— start EXTRACTED MATERIAL —
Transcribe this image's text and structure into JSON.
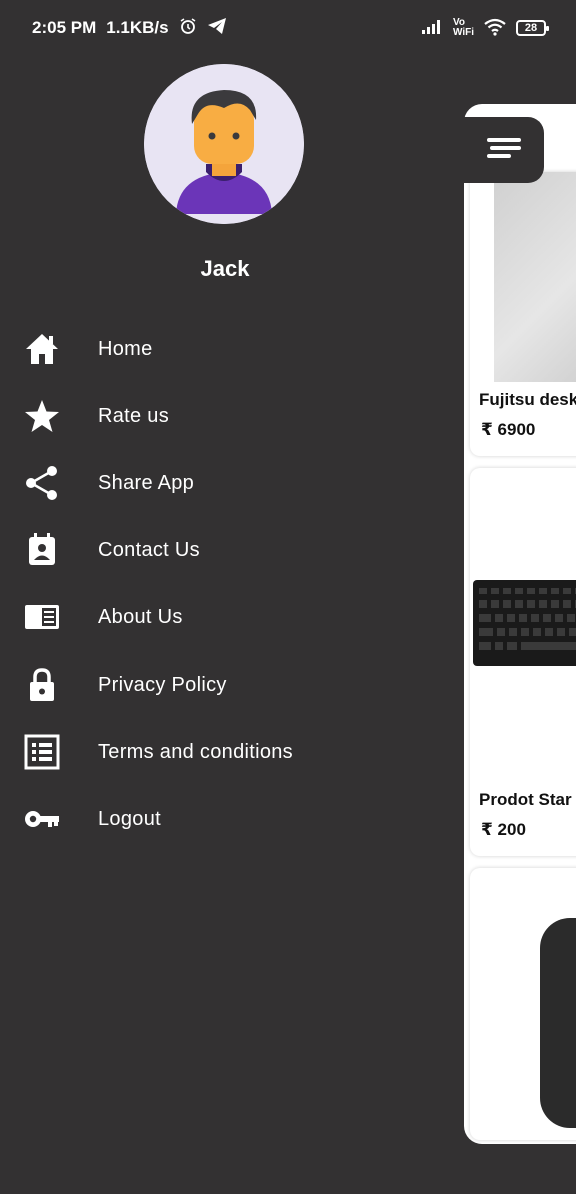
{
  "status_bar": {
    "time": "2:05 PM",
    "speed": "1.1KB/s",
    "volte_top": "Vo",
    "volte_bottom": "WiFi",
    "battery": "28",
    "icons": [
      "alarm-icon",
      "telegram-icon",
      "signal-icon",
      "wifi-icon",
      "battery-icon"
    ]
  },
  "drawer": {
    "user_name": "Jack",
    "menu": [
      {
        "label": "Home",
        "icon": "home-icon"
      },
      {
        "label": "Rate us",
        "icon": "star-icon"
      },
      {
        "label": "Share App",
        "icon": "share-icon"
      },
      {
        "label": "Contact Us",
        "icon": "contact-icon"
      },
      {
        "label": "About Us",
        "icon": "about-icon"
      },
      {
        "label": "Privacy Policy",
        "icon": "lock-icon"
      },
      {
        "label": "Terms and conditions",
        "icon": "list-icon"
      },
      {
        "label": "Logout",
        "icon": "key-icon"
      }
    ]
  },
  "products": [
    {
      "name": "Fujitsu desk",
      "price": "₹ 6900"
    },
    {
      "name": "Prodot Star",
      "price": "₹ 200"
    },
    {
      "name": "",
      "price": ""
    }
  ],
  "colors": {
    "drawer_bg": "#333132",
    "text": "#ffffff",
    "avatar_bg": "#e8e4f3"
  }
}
— end EXTRACTED MATERIAL —
TASK REQUIREMENTS: Repeat the listing verbatim. Skip the pictures.

RESULT:
Transcribe this image's text and structure into JSON.
{
  "status_bar": {
    "time": "2:05 PM",
    "speed": "1.1KB/s",
    "volte_top": "Vo",
    "volte_bottom": "WiFi",
    "battery": "28",
    "icons": [
      "alarm-icon",
      "telegram-icon",
      "signal-icon",
      "wifi-icon",
      "battery-icon"
    ]
  },
  "drawer": {
    "user_name": "Jack",
    "menu": [
      {
        "label": "Home",
        "icon": "home-icon"
      },
      {
        "label": "Rate us",
        "icon": "star-icon"
      },
      {
        "label": "Share App",
        "icon": "share-icon"
      },
      {
        "label": "Contact Us",
        "icon": "contact-icon"
      },
      {
        "label": "About Us",
        "icon": "about-icon"
      },
      {
        "label": "Privacy Policy",
        "icon": "lock-icon"
      },
      {
        "label": "Terms and conditions",
        "icon": "list-icon"
      },
      {
        "label": "Logout",
        "icon": "key-icon"
      }
    ]
  },
  "products": [
    {
      "name": "Fujitsu desk",
      "price": "₹ 6900"
    },
    {
      "name": "Prodot Star",
      "price": "₹ 200"
    },
    {
      "name": "",
      "price": ""
    }
  ],
  "colors": {
    "drawer_bg": "#333132",
    "text": "#ffffff",
    "avatar_bg": "#e8e4f3"
  }
}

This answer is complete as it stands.